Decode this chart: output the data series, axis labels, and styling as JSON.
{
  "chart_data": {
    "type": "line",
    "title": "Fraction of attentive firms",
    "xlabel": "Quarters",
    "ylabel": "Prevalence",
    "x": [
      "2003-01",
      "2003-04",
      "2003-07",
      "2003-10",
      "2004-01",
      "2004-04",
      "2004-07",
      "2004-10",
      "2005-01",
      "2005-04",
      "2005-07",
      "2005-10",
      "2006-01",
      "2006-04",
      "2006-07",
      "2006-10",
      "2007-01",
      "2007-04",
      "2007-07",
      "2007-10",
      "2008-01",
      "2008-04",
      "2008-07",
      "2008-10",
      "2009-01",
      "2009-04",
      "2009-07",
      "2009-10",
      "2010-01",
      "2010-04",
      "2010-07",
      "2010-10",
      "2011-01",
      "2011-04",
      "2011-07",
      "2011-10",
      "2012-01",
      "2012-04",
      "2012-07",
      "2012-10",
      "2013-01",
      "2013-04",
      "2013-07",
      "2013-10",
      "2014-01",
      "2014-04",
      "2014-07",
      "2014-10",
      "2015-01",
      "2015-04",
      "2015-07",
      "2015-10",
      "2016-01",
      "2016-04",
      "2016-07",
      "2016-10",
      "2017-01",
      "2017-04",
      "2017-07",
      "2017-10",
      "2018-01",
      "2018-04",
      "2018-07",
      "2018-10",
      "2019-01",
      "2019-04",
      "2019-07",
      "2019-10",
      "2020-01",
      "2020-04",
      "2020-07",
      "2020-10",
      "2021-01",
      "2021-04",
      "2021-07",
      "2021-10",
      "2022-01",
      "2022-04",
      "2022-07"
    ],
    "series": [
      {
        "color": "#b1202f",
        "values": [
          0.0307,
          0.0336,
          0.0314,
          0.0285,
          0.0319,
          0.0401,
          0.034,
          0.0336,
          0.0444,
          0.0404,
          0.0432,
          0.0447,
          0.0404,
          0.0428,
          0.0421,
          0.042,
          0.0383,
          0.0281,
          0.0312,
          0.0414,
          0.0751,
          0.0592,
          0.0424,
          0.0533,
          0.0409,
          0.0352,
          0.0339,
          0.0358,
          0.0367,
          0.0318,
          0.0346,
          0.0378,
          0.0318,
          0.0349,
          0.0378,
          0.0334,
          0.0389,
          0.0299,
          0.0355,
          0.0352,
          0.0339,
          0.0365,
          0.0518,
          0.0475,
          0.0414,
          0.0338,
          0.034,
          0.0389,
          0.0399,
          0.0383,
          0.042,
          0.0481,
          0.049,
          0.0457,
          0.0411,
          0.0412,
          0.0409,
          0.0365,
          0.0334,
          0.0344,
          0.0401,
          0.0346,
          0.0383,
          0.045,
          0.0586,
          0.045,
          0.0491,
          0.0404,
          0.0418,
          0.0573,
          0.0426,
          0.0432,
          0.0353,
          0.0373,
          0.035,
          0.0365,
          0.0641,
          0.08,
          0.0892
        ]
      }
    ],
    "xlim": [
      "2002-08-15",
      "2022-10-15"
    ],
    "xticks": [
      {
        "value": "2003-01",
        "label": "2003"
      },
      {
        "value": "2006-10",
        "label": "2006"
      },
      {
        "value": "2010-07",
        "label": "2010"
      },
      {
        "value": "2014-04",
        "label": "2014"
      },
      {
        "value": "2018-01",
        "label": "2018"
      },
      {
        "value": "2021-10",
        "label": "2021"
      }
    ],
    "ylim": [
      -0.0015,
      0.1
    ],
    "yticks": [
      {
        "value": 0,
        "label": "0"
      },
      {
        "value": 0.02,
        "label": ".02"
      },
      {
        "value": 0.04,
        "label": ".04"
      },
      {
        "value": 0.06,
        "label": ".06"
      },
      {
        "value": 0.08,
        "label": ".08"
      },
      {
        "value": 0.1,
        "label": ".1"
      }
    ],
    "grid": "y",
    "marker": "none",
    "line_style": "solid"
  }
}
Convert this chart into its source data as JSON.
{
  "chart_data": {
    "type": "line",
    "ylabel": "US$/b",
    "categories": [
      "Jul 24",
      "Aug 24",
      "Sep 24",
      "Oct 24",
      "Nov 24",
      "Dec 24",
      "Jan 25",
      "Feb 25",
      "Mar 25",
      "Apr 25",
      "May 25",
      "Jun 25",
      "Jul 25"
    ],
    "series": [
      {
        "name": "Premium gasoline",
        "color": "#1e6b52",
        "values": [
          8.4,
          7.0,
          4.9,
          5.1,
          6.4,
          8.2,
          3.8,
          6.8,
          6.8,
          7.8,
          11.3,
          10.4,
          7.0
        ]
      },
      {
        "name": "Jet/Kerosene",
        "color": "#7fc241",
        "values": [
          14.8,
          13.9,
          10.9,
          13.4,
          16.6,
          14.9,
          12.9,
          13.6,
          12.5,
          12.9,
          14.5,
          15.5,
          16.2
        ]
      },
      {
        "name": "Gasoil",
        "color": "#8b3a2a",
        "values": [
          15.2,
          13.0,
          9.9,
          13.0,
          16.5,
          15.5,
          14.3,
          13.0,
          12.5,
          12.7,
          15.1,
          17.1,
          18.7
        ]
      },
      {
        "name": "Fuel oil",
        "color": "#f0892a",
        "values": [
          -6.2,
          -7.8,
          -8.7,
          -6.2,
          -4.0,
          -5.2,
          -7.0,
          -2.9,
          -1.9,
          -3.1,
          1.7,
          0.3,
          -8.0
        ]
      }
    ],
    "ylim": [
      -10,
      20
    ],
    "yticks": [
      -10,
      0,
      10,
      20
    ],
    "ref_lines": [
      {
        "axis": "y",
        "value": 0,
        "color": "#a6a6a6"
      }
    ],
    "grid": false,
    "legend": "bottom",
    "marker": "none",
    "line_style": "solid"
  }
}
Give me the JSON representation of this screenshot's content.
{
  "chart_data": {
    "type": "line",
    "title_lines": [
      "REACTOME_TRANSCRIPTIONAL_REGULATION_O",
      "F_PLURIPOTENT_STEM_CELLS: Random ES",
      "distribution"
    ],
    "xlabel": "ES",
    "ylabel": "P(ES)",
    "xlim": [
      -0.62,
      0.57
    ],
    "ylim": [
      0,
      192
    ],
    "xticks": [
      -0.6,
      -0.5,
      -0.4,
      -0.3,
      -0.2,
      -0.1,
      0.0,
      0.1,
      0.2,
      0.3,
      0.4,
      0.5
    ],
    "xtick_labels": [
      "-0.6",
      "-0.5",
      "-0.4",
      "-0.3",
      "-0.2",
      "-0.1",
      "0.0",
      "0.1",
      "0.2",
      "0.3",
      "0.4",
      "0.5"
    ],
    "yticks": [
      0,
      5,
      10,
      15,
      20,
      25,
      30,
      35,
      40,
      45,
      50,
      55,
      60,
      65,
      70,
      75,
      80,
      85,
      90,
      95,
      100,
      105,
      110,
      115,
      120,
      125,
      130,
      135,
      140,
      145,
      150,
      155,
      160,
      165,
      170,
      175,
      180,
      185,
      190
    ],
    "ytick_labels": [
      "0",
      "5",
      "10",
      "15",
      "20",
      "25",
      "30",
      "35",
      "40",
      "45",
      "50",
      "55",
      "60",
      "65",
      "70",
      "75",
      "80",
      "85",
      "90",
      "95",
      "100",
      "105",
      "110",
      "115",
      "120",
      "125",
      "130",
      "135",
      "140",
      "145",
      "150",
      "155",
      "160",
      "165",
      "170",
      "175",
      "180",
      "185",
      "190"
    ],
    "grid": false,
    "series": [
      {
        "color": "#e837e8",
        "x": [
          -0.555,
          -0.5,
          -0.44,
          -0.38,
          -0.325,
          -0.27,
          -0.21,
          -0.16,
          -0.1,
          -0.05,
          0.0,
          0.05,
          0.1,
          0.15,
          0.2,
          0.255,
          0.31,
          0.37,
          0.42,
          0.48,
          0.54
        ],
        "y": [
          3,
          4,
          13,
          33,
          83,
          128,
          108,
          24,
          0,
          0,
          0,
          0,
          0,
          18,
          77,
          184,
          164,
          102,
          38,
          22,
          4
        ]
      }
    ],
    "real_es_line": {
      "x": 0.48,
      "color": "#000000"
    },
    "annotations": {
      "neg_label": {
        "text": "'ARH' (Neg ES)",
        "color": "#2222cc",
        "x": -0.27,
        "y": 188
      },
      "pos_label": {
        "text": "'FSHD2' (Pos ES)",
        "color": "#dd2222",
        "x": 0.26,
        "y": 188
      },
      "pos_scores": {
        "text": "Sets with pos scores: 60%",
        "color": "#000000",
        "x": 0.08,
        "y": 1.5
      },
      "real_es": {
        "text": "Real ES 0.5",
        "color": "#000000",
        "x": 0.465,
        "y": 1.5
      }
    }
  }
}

|---|

## What you need to do:
Pull out every line of the records above that contains the word "axis".

## The result:
Decode this chart: output the data series, axis labels, and styling as JSON.
        "axis": "y",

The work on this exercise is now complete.